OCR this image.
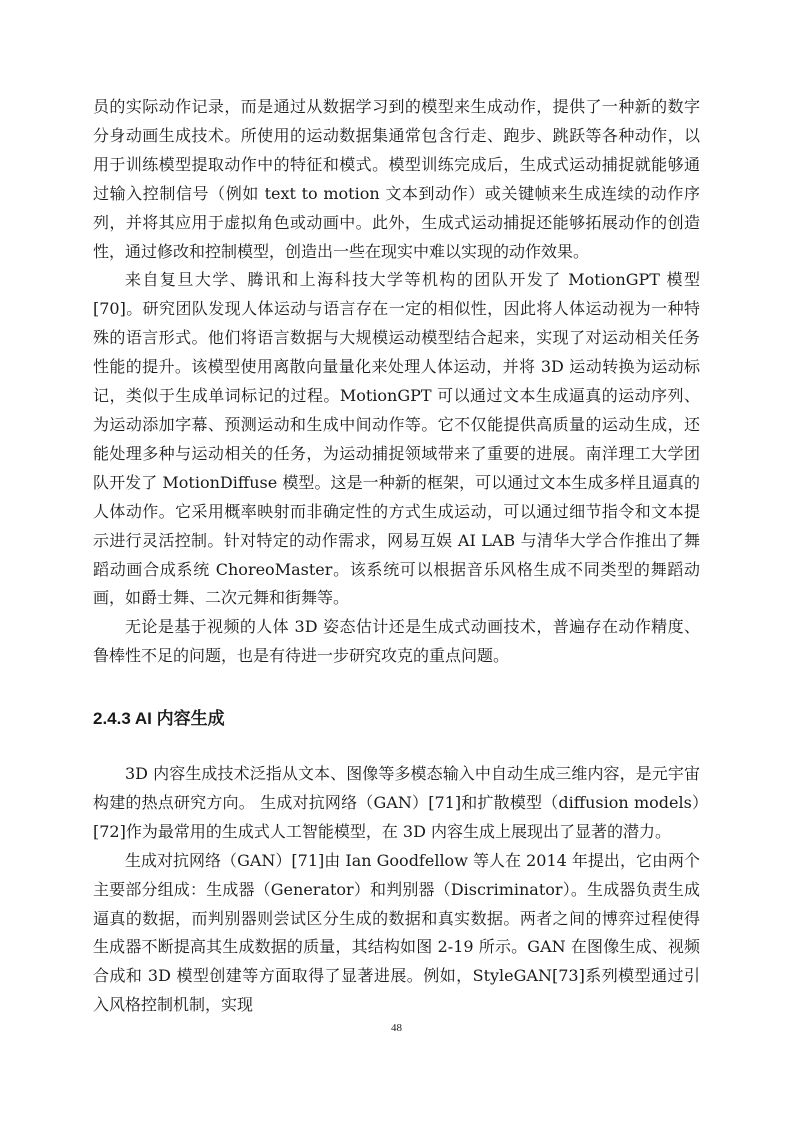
员的实际动作记录，而是通过从数据学习到的模型来生成动作，提供了一种新的数字分身动画生成技术。所使用的运动数据集通常包含行走、跑步、跳跃等各种动作，以用于训练模型提取动作中的特征和模式。模型训练完成后，生成式运动捕捉就能够通过输入控制信号（例如 text to motion 文本到动作）或关键帧来生成连续的动作序列，并将其应用于虚拟角色或动画中。此外，生成式运动捕捉还能够拓展动作的创造性，通过修改和控制模型，创造出一些在现实中难以实现的动作效果。

来自复旦大学、腾讯和上海科技大学等机构的团队开发了 MotionGPT 模型[70]。研究团队发现人体运动与语言存在一定的相似性，因此将人体运动视为一种特殊的语言形式。他们将语言数据与大规模运动模型结合起来，实现了对运动相关任务性能的提升。该模型使用离散向量量化来处理人体运动，并将 3D 运动转换为运动标记，类似于生成单词标记的过程。MotionGPT 可以通过文本生成逼真的运动序列、为运动添加字幕、预测运动和生成中间动作等。它不仅能提供高质量的运动生成，还能处理多种与运动相关的任务，为运动捕捉领域带来了重要的进展。南洋理工大学团队开发了 MotionDiffuse 模型。这是一种新的框架，可以通过文本生成多样且逼真的人体动作。它采用概率映射而非确定性的方式生成运动，可以通过细节指令和文本提示进行灵活控制。针对特定的动作需求，网易互娱 AI LAB 与清华大学合作推出了舞蹈动画合成系统 ChoreoMaster。该系统可以根据音乐风格生成不同类型的舞蹈动画，如爵士舞、二次元舞和街舞等。

无论是基于视频的人体 3D 姿态估计还是生成式动画技术，普遍存在动作精度、鲁棒性不足的问题，也是有待进一步研究攻克的重点问题。

2.4.3 AI 内容生成

3D 内容生成技术泛指从文本、图像等多模态输入中自动生成三维内容，是元宇宙构建的热点研究方向。 生成对抗网络（GAN）[71]和扩散模型（diffusion models）[72]作为最常用的生成式人工智能模型，在 3D 内容生成上展现出了显著的潜力。

生成对抗网络（GAN）[71]由 Ian Goodfellow 等人在 2014 年提出，它由两个主要部分组成：生成器（Generator）和判别器（Discriminator）。生成器负责生成逼真的数据，而判别器则尝试区分生成的数据和真实数据。两者之间的博弈过程使得生成器不断提高其生成数据的质量，其结构如图 2-19 所示。GAN 在图像生成、视频合成和 3D 模型创建等方面取得了显著进展。例如，StyleGAN[73]系列模型通过引入风格控制机制，实现

48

........

● **YOUR INSTRUCTIONS**: Check each line of the records for the word "生成对抗网络", and show the lines that contain it.

● **CORRECT RESPONSE**:
3D 内容生成技术泛指从文本、图像等多模态输入中自动生成三维内容，是元宇宙构建的热点研究方向。 生成对抗网络（GAN）[71]和扩散模型（diffusion models）[72]作为最常用的生成式人工智能模型，在 3D 内容生成上展现出了显著的潜力。
生成对抗网络（GAN）[71]由 Ian Goodfellow 等人在 2014 年提出，它由两个主要部分组成：生成器（Generator）和判别器（Discriminator）。生成器负责生成逼真的数据，而判别器则尝试区分生成的数据和真实数据。两者之间的博弈过程使得生成器不断提高其生成数据的质量，其结构如图 2-19 所示。GAN 在图像生成、视频合成和 3D 模型创建等方面取得了显著进展。例如，StyleGAN[73]系列模型通过引入风格控制机制，实现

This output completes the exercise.